## [Objective]
Find the lines below that contain the string "lift". Copy each one.

═════ Exercise material

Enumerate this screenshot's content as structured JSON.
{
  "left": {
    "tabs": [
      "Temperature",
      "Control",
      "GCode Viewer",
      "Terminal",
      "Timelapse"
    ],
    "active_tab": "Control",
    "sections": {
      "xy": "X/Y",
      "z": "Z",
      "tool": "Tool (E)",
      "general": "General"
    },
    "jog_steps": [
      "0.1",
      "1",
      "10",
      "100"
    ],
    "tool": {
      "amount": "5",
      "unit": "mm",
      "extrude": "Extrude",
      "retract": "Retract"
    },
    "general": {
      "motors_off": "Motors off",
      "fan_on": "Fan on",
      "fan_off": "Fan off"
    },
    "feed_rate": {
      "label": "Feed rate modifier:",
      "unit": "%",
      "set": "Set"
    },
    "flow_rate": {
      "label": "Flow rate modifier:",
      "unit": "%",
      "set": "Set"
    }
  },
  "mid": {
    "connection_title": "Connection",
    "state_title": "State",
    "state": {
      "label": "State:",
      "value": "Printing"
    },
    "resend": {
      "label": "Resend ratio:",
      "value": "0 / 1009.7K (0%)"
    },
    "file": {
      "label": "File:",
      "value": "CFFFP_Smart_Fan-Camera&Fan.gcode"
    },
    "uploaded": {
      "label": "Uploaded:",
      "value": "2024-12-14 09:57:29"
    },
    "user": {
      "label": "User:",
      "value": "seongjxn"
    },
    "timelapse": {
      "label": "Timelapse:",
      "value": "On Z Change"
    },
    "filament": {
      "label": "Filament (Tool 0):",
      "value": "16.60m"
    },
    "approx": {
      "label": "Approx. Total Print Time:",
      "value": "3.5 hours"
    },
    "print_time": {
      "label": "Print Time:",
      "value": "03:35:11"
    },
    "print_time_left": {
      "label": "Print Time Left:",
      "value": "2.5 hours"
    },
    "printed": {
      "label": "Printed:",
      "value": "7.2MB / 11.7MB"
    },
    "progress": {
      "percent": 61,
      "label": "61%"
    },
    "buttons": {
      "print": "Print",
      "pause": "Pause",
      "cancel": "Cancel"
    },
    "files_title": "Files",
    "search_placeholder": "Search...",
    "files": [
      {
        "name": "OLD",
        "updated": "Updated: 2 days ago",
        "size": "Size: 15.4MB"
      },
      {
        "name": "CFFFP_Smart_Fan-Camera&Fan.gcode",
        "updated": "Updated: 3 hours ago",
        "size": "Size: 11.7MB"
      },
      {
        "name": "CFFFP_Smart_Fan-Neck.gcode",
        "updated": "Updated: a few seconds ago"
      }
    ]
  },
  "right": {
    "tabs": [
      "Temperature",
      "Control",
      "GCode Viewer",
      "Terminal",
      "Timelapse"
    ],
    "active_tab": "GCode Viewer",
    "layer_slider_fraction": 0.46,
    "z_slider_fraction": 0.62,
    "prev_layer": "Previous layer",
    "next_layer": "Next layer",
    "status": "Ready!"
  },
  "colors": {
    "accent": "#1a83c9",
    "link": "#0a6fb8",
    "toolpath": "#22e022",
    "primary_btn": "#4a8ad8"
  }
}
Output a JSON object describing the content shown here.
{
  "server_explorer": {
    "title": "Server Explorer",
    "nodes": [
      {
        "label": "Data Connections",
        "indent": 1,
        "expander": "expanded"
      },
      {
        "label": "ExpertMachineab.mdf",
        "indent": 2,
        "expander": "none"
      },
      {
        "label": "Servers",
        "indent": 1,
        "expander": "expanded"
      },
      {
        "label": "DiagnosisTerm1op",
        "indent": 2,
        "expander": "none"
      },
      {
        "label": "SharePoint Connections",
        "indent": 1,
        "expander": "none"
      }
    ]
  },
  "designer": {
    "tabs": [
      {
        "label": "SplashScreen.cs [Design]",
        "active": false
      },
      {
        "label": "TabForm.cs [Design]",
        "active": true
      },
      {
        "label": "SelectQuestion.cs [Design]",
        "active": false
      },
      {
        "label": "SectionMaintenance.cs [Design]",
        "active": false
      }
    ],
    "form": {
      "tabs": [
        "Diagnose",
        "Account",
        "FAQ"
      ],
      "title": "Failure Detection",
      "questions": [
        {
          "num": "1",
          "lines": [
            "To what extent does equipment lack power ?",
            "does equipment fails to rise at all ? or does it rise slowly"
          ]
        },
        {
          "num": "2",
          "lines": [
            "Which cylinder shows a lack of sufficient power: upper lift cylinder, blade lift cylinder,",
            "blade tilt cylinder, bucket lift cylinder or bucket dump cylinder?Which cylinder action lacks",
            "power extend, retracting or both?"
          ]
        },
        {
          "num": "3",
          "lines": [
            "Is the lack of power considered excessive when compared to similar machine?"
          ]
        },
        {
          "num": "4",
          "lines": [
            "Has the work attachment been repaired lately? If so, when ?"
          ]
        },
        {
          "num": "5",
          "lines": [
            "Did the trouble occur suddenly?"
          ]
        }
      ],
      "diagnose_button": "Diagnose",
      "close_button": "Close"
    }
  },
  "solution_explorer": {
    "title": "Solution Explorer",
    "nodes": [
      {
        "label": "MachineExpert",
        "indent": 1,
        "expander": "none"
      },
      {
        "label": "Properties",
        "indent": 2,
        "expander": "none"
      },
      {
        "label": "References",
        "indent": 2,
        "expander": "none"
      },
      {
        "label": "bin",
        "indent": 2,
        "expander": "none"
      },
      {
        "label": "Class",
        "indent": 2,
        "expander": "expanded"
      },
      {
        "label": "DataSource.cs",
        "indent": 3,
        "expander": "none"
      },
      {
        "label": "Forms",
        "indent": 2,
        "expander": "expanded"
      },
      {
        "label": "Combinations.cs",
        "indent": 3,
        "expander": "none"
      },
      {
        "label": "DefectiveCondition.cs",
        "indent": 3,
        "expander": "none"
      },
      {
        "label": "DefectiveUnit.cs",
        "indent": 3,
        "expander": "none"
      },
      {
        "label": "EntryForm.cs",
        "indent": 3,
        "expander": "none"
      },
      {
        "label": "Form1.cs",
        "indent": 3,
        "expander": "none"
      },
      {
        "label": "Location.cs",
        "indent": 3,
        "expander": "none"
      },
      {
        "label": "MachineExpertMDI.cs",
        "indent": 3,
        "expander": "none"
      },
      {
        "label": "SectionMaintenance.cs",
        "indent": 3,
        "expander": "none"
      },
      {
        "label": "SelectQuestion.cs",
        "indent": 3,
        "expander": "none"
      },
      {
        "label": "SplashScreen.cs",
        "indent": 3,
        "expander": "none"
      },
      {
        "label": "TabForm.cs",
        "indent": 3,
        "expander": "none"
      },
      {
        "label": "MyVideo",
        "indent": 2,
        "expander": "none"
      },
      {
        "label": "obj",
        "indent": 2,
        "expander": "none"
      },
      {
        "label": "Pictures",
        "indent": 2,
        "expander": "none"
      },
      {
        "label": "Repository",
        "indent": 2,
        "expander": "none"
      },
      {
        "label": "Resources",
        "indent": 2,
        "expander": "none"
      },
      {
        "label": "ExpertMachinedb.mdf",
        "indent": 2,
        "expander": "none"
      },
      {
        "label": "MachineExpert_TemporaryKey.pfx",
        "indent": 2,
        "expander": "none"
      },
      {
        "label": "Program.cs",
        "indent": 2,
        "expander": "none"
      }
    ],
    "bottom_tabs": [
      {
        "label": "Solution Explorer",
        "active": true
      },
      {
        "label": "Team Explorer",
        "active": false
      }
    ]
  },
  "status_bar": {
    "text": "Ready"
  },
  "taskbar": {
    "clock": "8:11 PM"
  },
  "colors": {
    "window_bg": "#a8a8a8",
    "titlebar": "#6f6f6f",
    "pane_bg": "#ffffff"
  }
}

══════════

## [Answer to this problem]
            "Which cylinder shows a lack of sufficient power: upper lift cylinder, blade lift cylinder,",
            "blade tilt cylinder, bucket lift cylinder or bucket dump cylinder?Which cylinder action lacks",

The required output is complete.